## Extracted data entries
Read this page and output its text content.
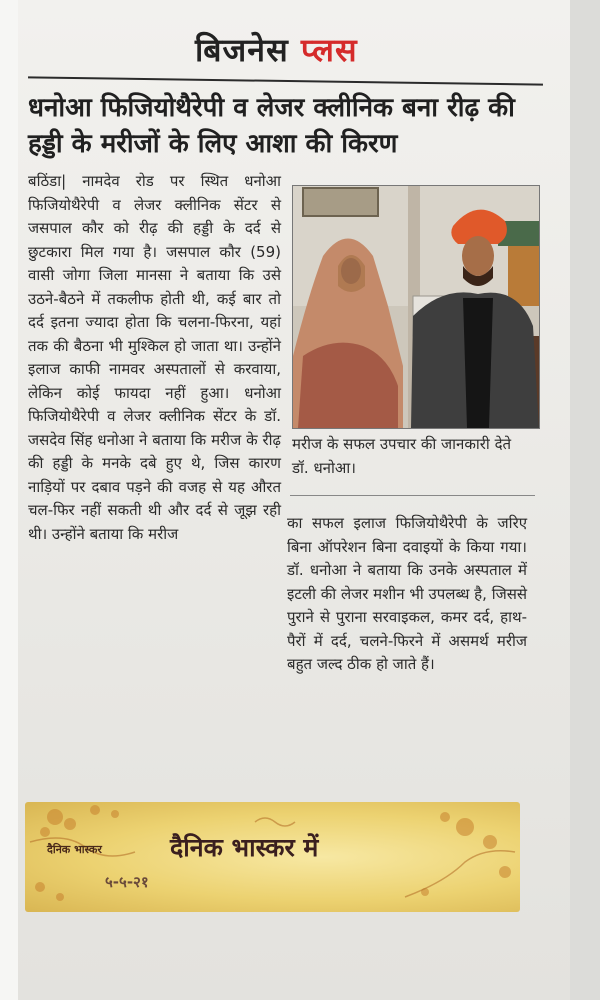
बिजनेस प्लस
धनोआ फिजियोथैरेपी व लेजर क्लीनिक बना रीढ़ की हड्डी के मरीजों के लिए आशा की किरण
बठिंडा| नामदेव रोड पर स्थित धनोआ फिजियोथैरेपी व लेजर क्लीनिक सेंटर से जसपाल कौर को रीढ़ की हड्डी के दर्द से छुटकारा मिल गया है। जसपाल कौर (59) वासी जोगा जिला मानसा ने बताया कि उसे उठने-बैठने में तकलीफ होती थी, कई बार तो दर्द इतना ज्यादा होता कि चलना-फिरना, यहां तक की बैठना भी मुश्किल हो जाता था। उन्होंने इलाज काफी नामवर अस्पतालों से करवाया, लेकिन कोई फायदा नहीं हुआ। धनोआ फिजियोथैरेपी व लेजर क्लीनिक सेंटर के डॉ. जसदेव सिंह धनोआ ने बताया कि मरीज के रीढ़ की हड्डी के मनके दबे हुए थे, जिस कारण नाड़ियों पर दबाव पड़ने की वजह से यह औरत चल-फिर नहीं सकती थी और दर्द से जूझ रही थी। उन्होंने बताया कि मरीज
मरीज के सफल उपचार की जानकारी देते डॉ. धनोआ।
का सफल इलाज फिजियोथैरेपी के जरिए बिना ऑपरेशन बिना दवाइयों के किया गया। डॉ. धनोआ ने बताया कि उनके अस्पताल में इटली की लेजर मशीन भी उपलब्ध है, जिससे पुराने से पुराना सरवाइकल, कमर दर्द, हाथ-पैरों में दर्द, चलने-फिरने में असमर्थ मरीज बहुत जल्द ठीक हो जाते हैं।
दैनिक भास्कर	दैनिक भास्कर में
५-५-२१
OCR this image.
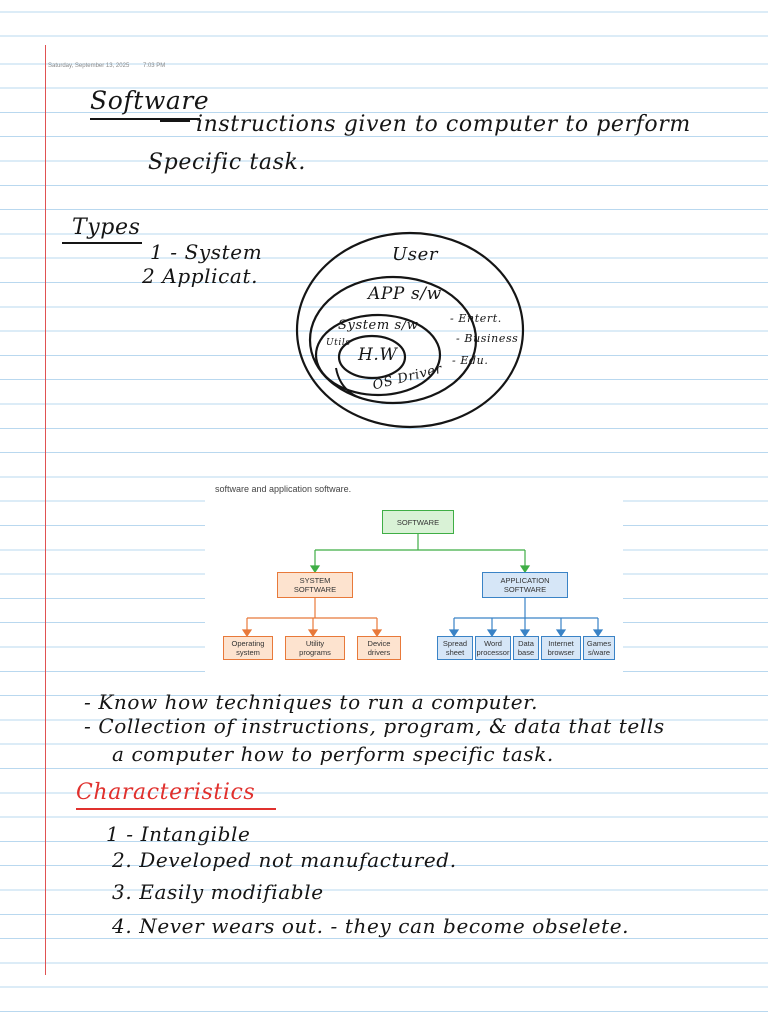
Saturday, September 13, 2025 7:03 PM
Software
instructions given to computer to perform
Specific task.
Types
1 - System
2 Applicat.
User
APP s/w
System s/w
H.W
OS Driver
Utils
- Entert.
- Business
- Edu.
software and application software.
SOFTWARE
SYSTEM
SOFTWARE
APPLICATION
SOFTWARE
Operating
system
Utility
programs
Device
drivers
Spread
sheet
Word
processor
Data
base
Internet
browser
Games
s/ware
- Know how techniques to run a computer.
- Collection of instructions, program, & data that tells
a computer how to perform specific task.
Characteristics
1 - Intangible
2. Developed not manufactured.
3. Easily modifiable
4. Never wears out. - they can become obselete.
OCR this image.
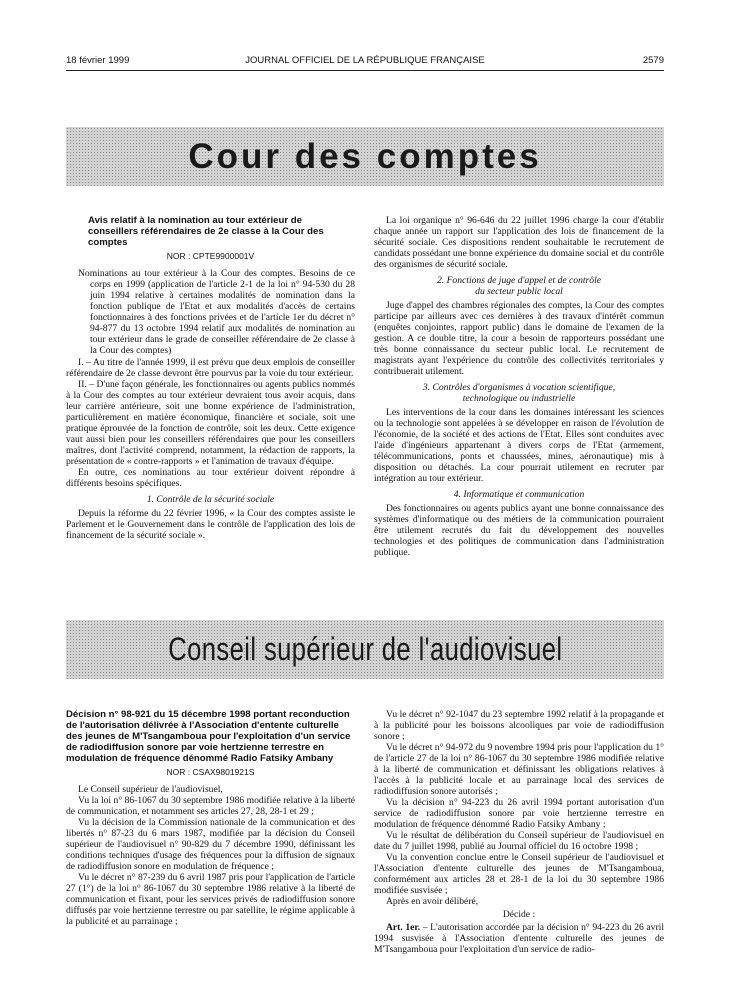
18 février 1999	JOURNAL OFFICIEL DE LA RÉPUBLIQUE FRANÇAISE	2579
Cour des comptes
Avis relatif à la nomination au tour extérieur de conseillers référendaires de 2e classe à la Cour des comptes
NOR : CPTE9900001V

Nominations au tour extérieur à la Cour des comptes. Besoins de ce corps en 1999 (application de l'article 2-1 de la loi n° 94-530 du 28 juin 1994 relative à certaines modalités de nomination dans la fonction publique de l'Etat et aux modalités d'accès de certains fonctionnaires à des fonctions privées et de l'article 1er du décret n° 94-877 du 13 octobre 1994 relatif aux modalités de nomination au tour extérieur dans le grade de conseiller référendaire de 2e classe à la Cour des comptes)

I. – Au titre de l'année 1999, il est prévu que deux emplois de conseiller référendaire de 2e classe devront être pourvus par la voie du tour extérieur.

II. – D'une façon générale, les fonctionnaires ou agents publics nommés à la Cour des comptes au tour extérieur devraient tous avoir acquis, dans leur carrière antérieure, soit une bonne expérience de l'administration, particulièrement en matière économique, financière et sociale, soit une pratique éprouvée de la fonction de contrôle, soit les deux. Cette exigence vaut aussi bien pour les conseillers référendaires que pour les conseillers maîtres, dont l'activité comprend, notamment, la rédaction de rapports, la présentation de « contre-rapports » et l'animation de travaux d'équipe.

En outre, ces nominations au tour extérieur doivent répondre à différents besoins spécifiques.

1. Contrôle de la sécurité sociale

Depuis la réforme du 22 février 1996, « la Cour des comptes assiste le Parlement et le Gouvernement dans le contrôle de l'application des lois de financement de la sécurité sociale ».

La loi organique n° 96-646 du 22 juillet 1996 charge la cour d'établir chaque année un rapport sur l'application des lois de financement de la sécurité sociale. Ces dispositions rendent souhaitable le recrutement de candidats possédant une bonne expérience du domaine social et du contrôle des organismes de sécurité sociale.

2. Fonctions de juge d'appel et de contrôle
du secteur public local

Juge d'appel des chambres régionales des comptes, la Cour des comptes participe par ailleurs avec ces dernières à des travaux d'intérêt commun (enquêtes conjointes, rapport public) dans le domaine de l'examen de la gestion. A ce double titre, la cour a besoin de rapporteurs possédant une très bonne connaissance du secteur public local. Le recrutement de magistrats ayant l'expérience du contrôle des collectivités territoriales y contribuerait utilement.

3. Contrôles d'organismes à vocation scientifique,
technologique ou industrielle

Les interventions de la cour dans les domaines intéressant les sciences ou la technologie sont appelées à se développer en raison de l'évolution de l'économie, de la société et des actions de l'Etat. Elles sont conduites avec l'aide d'ingénieurs appartenant à divers corps de l'Etat (armement, télécommunications, ponts et chaussées, mines, aéronautique) mis à disposition ou détachés. La cour pourrait utilement en recruter par intégration au tour extérieur.

4. Informatique et communication

Des fonctionnaires ou agents publics ayant une bonne connaissance des systèmes d'informatique ou des métiers de la communication pourraient être utilement recrutés du fait du développement des nouvelles technologies et des politiques de communication dans l'administration publique.

Conseil supérieur de l'audiovisuel
Décision n° 98-921 du 15 décembre 1998 portant reconduction de l'autorisation délivrée à l'Association d'entente culturelle des jeunes de M'Tsangamboua pour l'exploitation d'un service de radiodiffusion sonore par voie hertzienne terrestre en modulation de fréquence dénommé Radio Fatsiky Ambany
NOR : CSAX9801921S

Le Conseil supérieur de l'audiovisuel,

Vu la loi n° 86-1067 du 30 septembre 1986 modifiée relative à la liberté de communication, et notamment ses articles 27, 28, 28-1 et 29 ;

Vu la décision de la Commission nationale de la communication et des libertés n° 87-23 du 6 mars 1987, modifiée par la décision du Conseil supérieur de l'audiovisuel n° 90-829 du 7 décembre 1990, définissant les conditions techniques d'usage des fréquences pour la diffusion de signaux de radiodiffusion sonore en modulation de fréquence ;

Vu le décret n° 87-239 du 6 avril 1987 pris pour l'application de l'article 27 (1°) de la loi n° 86-1067 du 30 septembre 1986 relative à la liberté de communication et fixant, pour les services privés de radiodiffusion sonore diffusés par voie hertzienne terrestre ou par satellite, le régime applicable à la publicité et au parrainage ;

Vu le décret n° 92-1047 du 23 septembre 1992 relatif à la propagande et à la publicité pour les boissons alcooliques par voie de radiodiffusion sonore ;

Vu le décret n° 94-972 du 9 novembre 1994 pris pour l'application du 1° de l'article 27 de la loi n° 86-1067 du 30 septembre 1986 modifiée relative à la liberté de communication et définissant les obligations relatives à l'accès à la publicité locale et au parrainage local des services de radiodiffusion sonore autorisés ;

Vu la décision n° 94-223 du 26 avril 1994 portant autorisation d'un service de radiodiffusion sonore par voie hertzienne terrestre en modulation de fréquence dénommé Radio Fatsiky Ambany ;

Vu le résultat de délibération du Conseil supérieur de l'audiovisuel en date du 7 juillet 1998, publié au Journal officiel du 16 octobre 1998 ;

Vu la convention conclue entre le Conseil supérieur de l'audiovisuel et l'Association d'entente culturelle des jeunes de M'Tsangamboua, conformément aux articles 28 et 28-1 de la loi du 30 septembre 1986 modifiée susvisée ;

Après en avoir délibéré,

Décide :

Art. 1er. – L'autorisation accordée par la décision n° 94-223 du 26 avril 1994 susvisée à l'Association d'entente culturelle des jeunes de M'Tsangamboua pour l'exploitation d'un service de radio-
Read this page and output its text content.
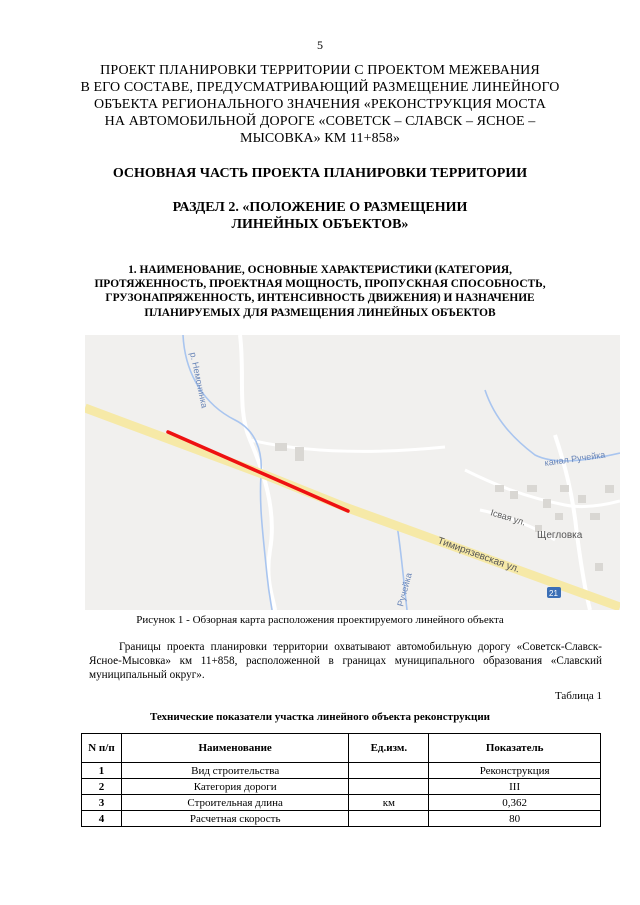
5
ПРОЕКТ ПЛАНИРОВКИ ТЕРРИТОРИИ С ПРОЕКТОМ МЕЖЕВАНИЯ
В ЕГО СОСТАВЕ, ПРЕДУСМАТРИВАЮЩИЙ РАЗМЕЩЕНИЕ ЛИНЕЙНОГО
ОБЪЕКТА РЕГИОНАЛЬНОГО ЗНАЧЕНИЯ «РЕКОНСТРУКЦИЯ МОСТА
НА АВТОМОБИЛЬНОЙ ДОРОГЕ «СОВЕТСК – СЛАВСК – ЯСНОЕ –
МЫСОВКА» КМ 11+858»
ОСНОВНАЯ ЧАСТЬ ПРОЕКТА ПЛАНИРОВКИ ТЕРРИТОРИИ
РАЗДЕЛ 2. «ПОЛОЖЕНИЕ О РАЗМЕЩЕНИИ
ЛИНЕЙНЫХ ОБЪЕКТОВ»
1. НАИМЕНОВАНИЕ, ОСНОВНЫЕ ХАРАКТЕРИСТИКИ (КАТЕГОРИЯ,
ПРОТЯЖЕННОСТЬ, ПРОЕКТНАЯ МОЩНОСТЬ, ПРОПУСКНАЯ СПОСОБНОСТЬ,
ГРУЗОНАПРЯЖЕННОСТЬ, ИНТЕНСИВНОСТЬ ДВИЖЕНИЯ) И НАЗНАЧЕНИЕ
ПЛАНИРУЕМЫХ ДЛЯ РАЗМЕЩЕНИЯ ЛИНЕЙНЫХ ОБЪЕКТОВ
р. Немонинка
канал Ручейка
Ісвая ул.
Щегловка
Тимирязевская ул.
Ручейка	21
Рисунок 1 - Обзорная карта расположения проектируемого линейного объекта
Границы проекта планировки территории охватывают автомобильную дорогу «Советск-Славск-Ясное-Мысовка» км 11+858, расположенной в границах муниципального образования «Славский муниципальный округ».
Таблица 1
Технические показатели участка линейного объекта реконструкции
N п/п	Наименование	Ед.изм.	Показатель
1	Вид строительства		Реконструкция
2	Категория дороги		III
3	Строительная длина	км	0,362
4	Расчетная скорость		80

## EXERCISE DESCRIPTION
Gather every line containing the word "secteur" and copy it.

## SOLUTION TO THIS EXERCISE
du secteur public local
Juge d'appel des chambres régionales des comptes, la Cour des comptes participe par ailleurs avec ces dernières à des travaux d'intérêt commun (enquêtes conjointes, rapport public) dans le domaine de l'examen de la gestion. A ce double titre, la cour a besoin de rapporteurs possédant une très bonne connaissance du secteur public local. Le recrutement de magistrats ayant l'expérience du contrôle des collectivités territoriales y contribuerait utilement.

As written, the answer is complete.